[Records from a data collection]

## start

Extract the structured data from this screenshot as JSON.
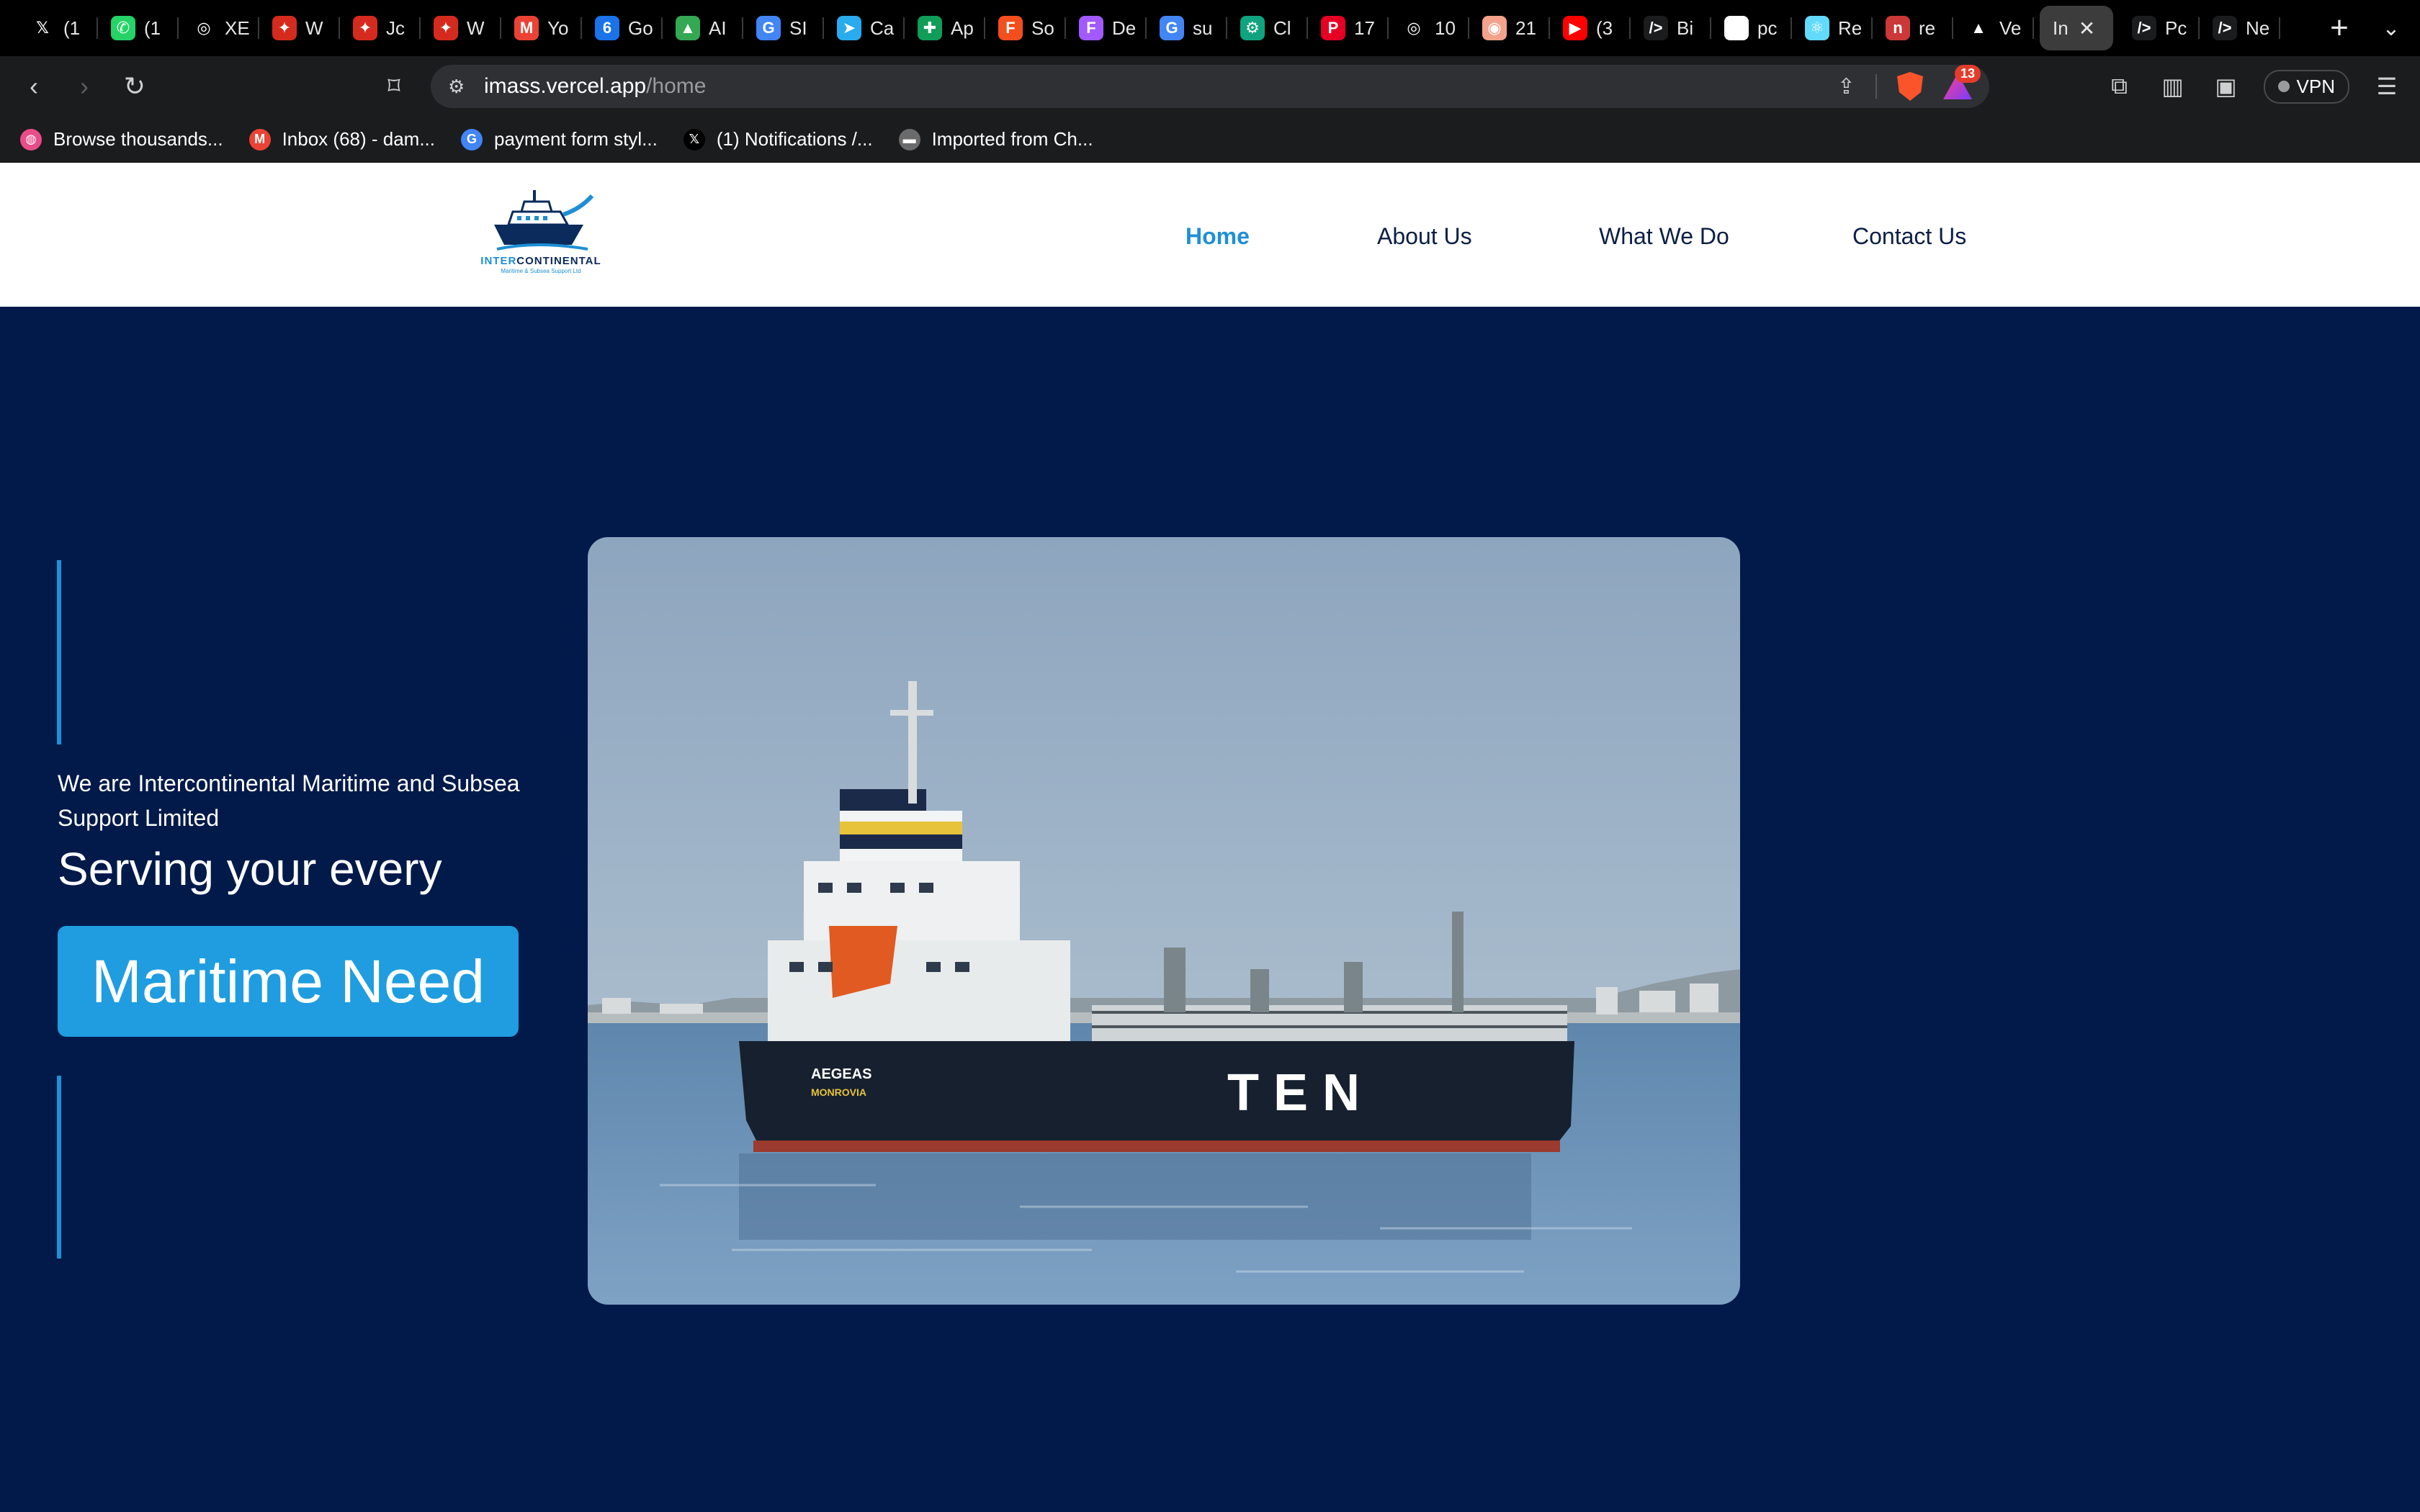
{
  "browser": {
    "tabs": [
      {
        "title": "(1",
        "icon": "x-icon",
        "color": "#000000",
        "glyph": "𝕏"
      },
      {
        "title": "(1",
        "icon": "whatsapp-icon",
        "color": "#25d366",
        "glyph": "✆"
      },
      {
        "title": "XE",
        "icon": "openai-icon",
        "color": "#000000",
        "glyph": "◎"
      },
      {
        "title": "W",
        "icon": "maple-leaf-icon",
        "color": "#d52b1e",
        "glyph": "✦"
      },
      {
        "title": "Jc",
        "icon": "maple-leaf-icon",
        "color": "#d52b1e",
        "glyph": "✦"
      },
      {
        "title": "W",
        "icon": "maple-leaf-icon",
        "color": "#d52b1e",
        "glyph": "✦"
      },
      {
        "title": "Yo",
        "icon": "gmail-icon",
        "color": "#ea4335",
        "glyph": "M"
      },
      {
        "title": "Go",
        "icon": "google-calendar-icon",
        "color": "#1a73e8",
        "glyph": "6"
      },
      {
        "title": "AI",
        "icon": "google-drive-icon",
        "color": "#34a853",
        "glyph": "▲"
      },
      {
        "title": "SI",
        "icon": "google-icon",
        "color": "#4285f4",
        "glyph": "G"
      },
      {
        "title": "Ca",
        "icon": "telegram-icon",
        "color": "#2aabee",
        "glyph": "➤"
      },
      {
        "title": "Ap",
        "icon": "google-sheets-icon",
        "color": "#0f9d58",
        "glyph": "✚"
      },
      {
        "title": "So",
        "icon": "figma-icon",
        "color": "#f24e1e",
        "glyph": "F"
      },
      {
        "title": "De",
        "icon": "figma-icon",
        "color": "#a259ff",
        "glyph": "F"
      },
      {
        "title": "su",
        "icon": "google-icon",
        "color": "#4285f4",
        "glyph": "G"
      },
      {
        "title": "Cl",
        "icon": "chatgpt-icon",
        "color": "#10a37f",
        "glyph": "⚙"
      },
      {
        "title": "17",
        "icon": "pinterest-icon",
        "color": "#e60023",
        "glyph": "P"
      },
      {
        "title": "10",
        "icon": "openai-icon",
        "color": "#000000",
        "glyph": "◎"
      },
      {
        "title": "21",
        "icon": "fingerprint-icon",
        "color": "#f4a28c",
        "glyph": "◉"
      },
      {
        "title": "(3",
        "icon": "youtube-icon",
        "color": "#ff0000",
        "glyph": "▶"
      },
      {
        "title": "Bi",
        "icon": "code-icon",
        "color": "#1b1c1e",
        "glyph": "/>"
      },
      {
        "title": "pc",
        "icon": "github-icon",
        "color": "#ffffff",
        "glyph": "◐"
      },
      {
        "title": "Re",
        "icon": "react-icon",
        "color": "#61dafb",
        "glyph": "⚛"
      },
      {
        "title": "re",
        "icon": "npm-icon",
        "color": "#cb3837",
        "glyph": "n"
      },
      {
        "title": "Ve",
        "icon": "vercel-icon",
        "color": "#000000",
        "glyph": "▲"
      },
      {
        "title": "In",
        "icon": "",
        "color": "#3c3c3c",
        "glyph": "",
        "active": true
      },
      {
        "title": "Pc",
        "icon": "code-icon",
        "color": "#1b1c1e",
        "glyph": "/>"
      },
      {
        "title": "Ne",
        "icon": "code-icon",
        "color": "#1b1c1e",
        "glyph": "/>"
      }
    ],
    "new_tab_glyph": "+",
    "tab_list_glyph": "⌄",
    "url_host": "imass.vercel.app",
    "url_path": "/home",
    "rewards_badge": "13",
    "vpn_label": "VPN",
    "bookmarks": [
      {
        "label": "Browse thousands...",
        "icon": "dribbble-icon",
        "color": "#ea4c89",
        "glyph": "◍"
      },
      {
        "label": "Inbox (68) - dam...",
        "icon": "gmail-icon",
        "color": "#ea4335",
        "glyph": "M"
      },
      {
        "label": "payment form styl...",
        "icon": "google-icon",
        "color": "#4285f4",
        "glyph": "G"
      },
      {
        "label": "(1) Notifications /...",
        "icon": "x-icon",
        "color": "#000000",
        "glyph": "𝕏"
      },
      {
        "label": "Imported from Ch...",
        "icon": "folder-icon",
        "color": "#6b6b6b",
        "glyph": "▬"
      }
    ]
  },
  "site": {
    "logo": {
      "brand_blue": "INTER",
      "brand_dark": "CONTINENTAL",
      "tagline": "Maritime & Subsea Support Ltd"
    },
    "nav": [
      {
        "label": "Home",
        "active": true
      },
      {
        "label": "About Us",
        "active": false
      },
      {
        "label": "What We Do",
        "active": false
      },
      {
        "label": "Contact Us",
        "active": false
      }
    ],
    "hero": {
      "intro": "We are Intercontinental Maritime and Subsea Support Limited",
      "headline": "Serving your every",
      "cta": "Maritime Need"
    },
    "photo": {
      "hull_text": "T E N",
      "name_text": "AEGEAS",
      "port_text": "MONROVIA"
    }
  },
  "colors": {
    "page_bg": "#021a4a",
    "accent": "#1f8fd6",
    "cta_bg": "#1f9de0",
    "header_bg": "#ffffff"
  }
}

## end

→ WHAT YOU HAVE TO DO:
Pictures in the records above should not be copied. Repeat everything else exactly.

→ RESPONSE BELOW:
Extract the structured data from this screenshot as JSON.
{
  "browser": {
    "tabs": [
      {
        "title": "(1",
        "icon": "x-icon",
        "color": "#000000",
        "glyph": "𝕏"
      },
      {
        "title": "(1",
        "icon": "whatsapp-icon",
        "color": "#25d366",
        "glyph": "✆"
      },
      {
        "title": "XE",
        "icon": "openai-icon",
        "color": "#000000",
        "glyph": "◎"
      },
      {
        "title": "W",
        "icon": "maple-leaf-icon",
        "color": "#d52b1e",
        "glyph": "✦"
      },
      {
        "title": "Jc",
        "icon": "maple-leaf-icon",
        "color": "#d52b1e",
        "glyph": "✦"
      },
      {
        "title": "W",
        "icon": "maple-leaf-icon",
        "color": "#d52b1e",
        "glyph": "✦"
      },
      {
        "title": "Yo",
        "icon": "gmail-icon",
        "color": "#ea4335",
        "glyph": "M"
      },
      {
        "title": "Go",
        "icon": "google-calendar-icon",
        "color": "#1a73e8",
        "glyph": "6"
      },
      {
        "title": "AI",
        "icon": "google-drive-icon",
        "color": "#34a853",
        "glyph": "▲"
      },
      {
        "title": "SI",
        "icon": "google-icon",
        "color": "#4285f4",
        "glyph": "G"
      },
      {
        "title": "Ca",
        "icon": "telegram-icon",
        "color": "#2aabee",
        "glyph": "➤"
      },
      {
        "title": "Ap",
        "icon": "google-sheets-icon",
        "color": "#0f9d58",
        "glyph": "✚"
      },
      {
        "title": "So",
        "icon": "figma-icon",
        "color": "#f24e1e",
        "glyph": "F"
      },
      {
        "title": "De",
        "icon": "figma-icon",
        "color": "#a259ff",
        "glyph": "F"
      },
      {
        "title": "su",
        "icon": "google-icon",
        "color": "#4285f4",
        "glyph": "G"
      },
      {
        "title": "Cl",
        "icon": "chatgpt-icon",
        "color": "#10a37f",
        "glyph": "⚙"
      },
      {
        "title": "17",
        "icon": "pinterest-icon",
        "color": "#e60023",
        "glyph": "P"
      },
      {
        "title": "10",
        "icon": "openai-icon",
        "color": "#000000",
        "glyph": "◎"
      },
      {
        "title": "21",
        "icon": "fingerprint-icon",
        "color": "#f4a28c",
        "glyph": "◉"
      },
      {
        "title": "(3",
        "icon": "youtube-icon",
        "color": "#ff0000",
        "glyph": "▶"
      },
      {
        "title": "Bi",
        "icon": "code-icon",
        "color": "#1b1c1e",
        "glyph": "/>"
      },
      {
        "title": "pc",
        "icon": "github-icon",
        "color": "#ffffff",
        "glyph": "◐"
      },
      {
        "title": "Re",
        "icon": "react-icon",
        "color": "#61dafb",
        "glyph": "⚛"
      },
      {
        "title": "re",
        "icon": "npm-icon",
        "color": "#cb3837",
        "glyph": "n"
      },
      {
        "title": "Ve",
        "icon": "vercel-icon",
        "color": "#000000",
        "glyph": "▲"
      },
      {
        "title": "In",
        "icon": "",
        "color": "#3c3c3c",
        "glyph": "",
        "active": true
      },
      {
        "title": "Pc",
        "icon": "code-icon",
        "color": "#1b1c1e",
        "glyph": "/>"
      },
      {
        "title": "Ne",
        "icon": "code-icon",
        "color": "#1b1c1e",
        "glyph": "/>"
      }
    ],
    "new_tab_glyph": "+",
    "tab_list_glyph": "⌄",
    "url_host": "imass.vercel.app",
    "url_path": "/home",
    "rewards_badge": "13",
    "vpn_label": "VPN",
    "bookmarks": [
      {
        "label": "Browse thousands...",
        "icon": "dribbble-icon",
        "color": "#ea4c89",
        "glyph": "◍"
      },
      {
        "label": "Inbox (68) - dam...",
        "icon": "gmail-icon",
        "color": "#ea4335",
        "glyph": "M"
      },
      {
        "label": "payment form styl...",
        "icon": "google-icon",
        "color": "#4285f4",
        "glyph": "G"
      },
      {
        "label": "(1) Notifications /...",
        "icon": "x-icon",
        "color": "#000000",
        "glyph": "𝕏"
      },
      {
        "label": "Imported from Ch...",
        "icon": "folder-icon",
        "color": "#6b6b6b",
        "glyph": "▬"
      }
    ]
  },
  "site": {
    "logo": {
      "brand_blue": "INTER",
      "brand_dark": "CONTINENTAL",
      "tagline": "Maritime & Subsea Support Ltd"
    },
    "nav": [
      {
        "label": "Home",
        "active": true
      },
      {
        "label": "About Us",
        "active": false
      },
      {
        "label": "What We Do",
        "active": false
      },
      {
        "label": "Contact Us",
        "active": false
      }
    ],
    "hero": {
      "intro": "We are Intercontinental Maritime and Subsea Support Limited",
      "headline": "Serving your every",
      "cta": "Maritime Need"
    },
    "photo": {
      "hull_text": "T E N",
      "name_text": "AEGEAS",
      "port_text": "MONROVIA"
    }
  },
  "colors": {
    "page_bg": "#021a4a",
    "accent": "#1f8fd6",
    "cta_bg": "#1f9de0",
    "header_bg": "#ffffff"
  }
}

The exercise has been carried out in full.